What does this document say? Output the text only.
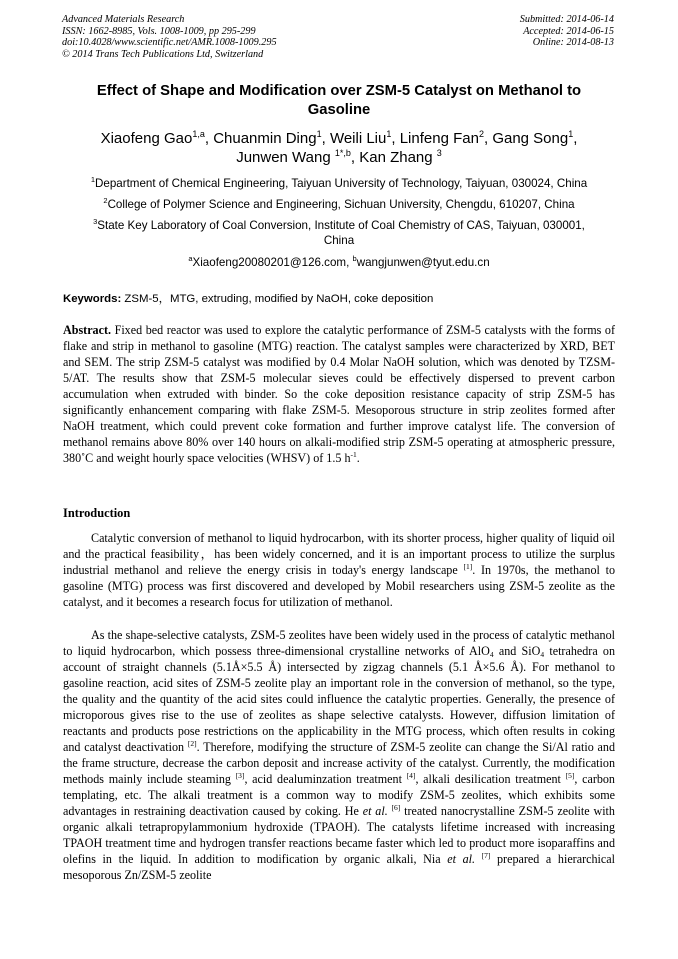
Advanced Materials Research
ISSN: 1662-8985, Vols. 1008-1009, pp 295-299
doi:10.4028/www.scientific.net/AMR.1008-1009.295
© 2014 Trans Tech Publications Ltd, Switzerland
Submitted: 2014-06-14
Accepted: 2014-06-15
Online: 2014-08-13
Effect of Shape and Modification over ZSM-5 Catalyst on Methanol to
Gasoline
Xiaofeng Gao$^{1,a}$, Chuanmin Ding$^1$, Weili Liu$^1$, Linfeng Fan$^2$, Gang Song$^1$,
Junwen Wang $^{1*,b}$, Kan Zhang $^3$
$^1$Department of Chemical Engineering, Taiyuan University of Technology, Taiyuan, 030024, China
$^2$College of Polymer Science and Engineering, Sichuan University, Chengdu, 610207, China
$^3$State Key Laboratory of Coal Conversion, Institute of Coal Chemistry of CAS, Taiyuan, 030001,
China
$^a$Xiaofeng20080201@126.com, $^b$wangjunwen@tyut.edu.cn
Keywords: ZSM-5，MTG, extruding, modified by NaOH, coke deposition
Abstract. Fixed bed reactor was used to explore the catalytic performance of ZSM-5 catalysts with the forms of flake and strip in methanol to gasoline (MTG) reaction. The catalyst samples were characterized by XRD, BET and SEM. The strip ZSM-5 catalyst was modified by 0.4 Molar NaOH solution, which was denoted by TZSM-5/AT. The results show that ZSM-5 molecular sieves could be effectively dispersed to prevent carbon accumulation when extruded with binder. So the coke deposition resistance capacity of strip ZSM-5 has significantly enhancement comparing with flake ZSM-5. Mesoporous structure in strip zeolites formed after NaOH treatment, which could prevent coke formation and further improve catalyst life. The conversion of methanol remains above 80% over 140 hours on alkali-modified strip ZSM-5 operating at atmospheric pressure, 380˚C and weight hourly space velocities (WHSV) of 1.5 $h^{-1}$.
Introduction
Catalytic conversion of methanol to liquid hydrocarbon, with its shorter process, higher quality of liquid oil and the practical feasibility，has been widely concerned, and it is an important process to utilize the surplus industrial methanol and relieve the energy crisis in today's energy landscape [1]. In 1970s, the methanol to gasoline (MTG) process was first discovered and developed by Mobil researchers using ZSM-5 zeolite as the catalyst, and it becomes a research focus for utilization of methanol.
As the shape-selective catalysts, ZSM-5 zeolites have been widely used in the process of catalytic methanol to liquid hydrocarbon, which possess three-dimensional crystalline networks of AlO$_4$ and SiO$_4$ tetrahedra on account of straight channels (5.1Å×5.5 Å) intersected by zigzag channels (5.1 Å×5.6 Å). For methanol to gasoline reaction, acid sites of ZSM-5 zeolite play an important role in the conversion of methanol, so the type, the quality and the quantity of the acid sites could influence the catalytic properties. Generally, the presence of microporous gives rise to the use of zeolites as shape selective catalysts. However, diffusion limitation of reactants and products pose restrictions on the applicability in the MTG process, which often results in coking and catalyst deactivation [2]. Therefore, modifying the structure of ZSM-5 zeolite can change the Si/Al ratio and the frame structure, decrease the carbon deposit and increase activity of the catalyst. Currently, the modification methods mainly include steaming [3], acid dealuminzation treatment [4], alkali desilication treatment [5], carbon templating, etc. The alkali treatment is a common way to modify ZSM-5 zeolites, which exhibits some advantages in restraining deactivation caused by coking. He et al. [6] treated nanocrystalline ZSM-5 zeolite with organic alkali tetrapropylammonium hydroxide (TPAOH). The catalysts lifetime increased with increasing TPAOH treatment time and hydrogen transfer reactions became faster which led to product more isoparaffins and olefins in the liquid. In addition to modification by organic alkali, Nia et al. [7] prepared a hierarchical mesoporous Zn/ZSM-5 zeolite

**********

Transcribe the whole listing, character for character, but not its images.

Response to the exercise -
What does this document say? Output the text only.
Advanced Materials Research
ISSN: 1662-8985, Vols. 1008-1009, pp 295-299
doi:10.4028/www.scientific.net/AMR.1008-1009.295
© 2014 Trans Tech Publications Ltd, Switzerland
Submitted: 2014-06-14
Accepted: 2014-06-15
Online: 2014-08-13
Effect of Shape and Modification over ZSM-5 Catalyst on Methanol to
Gasoline
Xiaofeng Gao$^{1,a}$, Chuanmin Ding$^1$, Weili Liu$^1$, Linfeng Fan$^2$, Gang Song$^1$,
Junwen Wang $^{1*,b}$, Kan Zhang $^3$
$^1$Department of Chemical Engineering, Taiyuan University of Technology, Taiyuan, 030024, China
$^2$College of Polymer Science and Engineering, Sichuan University, Chengdu, 610207, China
$^3$State Key Laboratory of Coal Conversion, Institute of Coal Chemistry of CAS, Taiyuan, 030001,
China
$^a$Xiaofeng20080201@126.com, $^b$wangjunwen@tyut.edu.cn
Keywords: ZSM-5，MTG, extruding, modified by NaOH, coke deposition
Abstract. Fixed bed reactor was used to explore the catalytic performance of ZSM-5 catalysts with the forms of flake and strip in methanol to gasoline (MTG) reaction. The catalyst samples were characterized by XRD, BET and SEM. The strip ZSM-5 catalyst was modified by 0.4 Molar NaOH solution, which was denoted by TZSM-5/AT. The results show that ZSM-5 molecular sieves could be effectively dispersed to prevent carbon accumulation when extruded with binder. So the coke deposition resistance capacity of strip ZSM-5 has significantly enhancement comparing with flake ZSM-5. Mesoporous structure in strip zeolites formed after NaOH treatment, which could prevent coke formation and further improve catalyst life. The conversion of methanol remains above 80% over 140 hours on alkali-modified strip ZSM-5 operating at atmospheric pressure, 380˚C and weight hourly space velocities (WHSV) of 1.5 $h^{-1}$.
Introduction
Catalytic conversion of methanol to liquid hydrocarbon, with its shorter process, higher quality of liquid oil and the practical feasibility，has been widely concerned, and it is an important process to utilize the surplus industrial methanol and relieve the energy crisis in today's energy landscape [1]. In 1970s, the methanol to gasoline (MTG) process was first discovered and developed by Mobil researchers using ZSM-5 zeolite as the catalyst, and it becomes a research focus for utilization of methanol.
As the shape-selective catalysts, ZSM-5 zeolites have been widely used in the process of catalytic methanol to liquid hydrocarbon, which possess three-dimensional crystalline networks of AlO$_4$ and SiO$_4$ tetrahedra on account of straight channels (5.1Å×5.5 Å) intersected by zigzag channels (5.1 Å×5.6 Å). For methanol to gasoline reaction, acid sites of ZSM-5 zeolite play an important role in the conversion of methanol, so the type, the quality and the quantity of the acid sites could influence the catalytic properties. Generally, the presence of microporous gives rise to the use of zeolites as shape selective catalysts. However, diffusion limitation of reactants and products pose restrictions on the applicability in the MTG process, which often results in coking and catalyst deactivation [2]. Therefore, modifying the structure of ZSM-5 zeolite can change the Si/Al ratio and the frame structure, decrease the carbon deposit and increase activity of the catalyst. Currently, the modification methods mainly include steaming [3], acid dealuminzation treatment [4], alkali desilication treatment [5], carbon templating, etc. The alkali treatment is a common way to modify ZSM-5 zeolites, which exhibits some advantages in restraining deactivation caused by coking. He et al. [6] treated nanocrystalline ZSM-5 zeolite with organic alkali tetrapropylammonium hydroxide (TPAOH). The catalysts lifetime increased with increasing TPAOH treatment time and hydrogen transfer reactions became faster which led to product more isoparaffins and olefins in the liquid. In addition to modification by organic alkali, Nia et al. [7] prepared a hierarchical mesoporous Zn/ZSM-5 zeolite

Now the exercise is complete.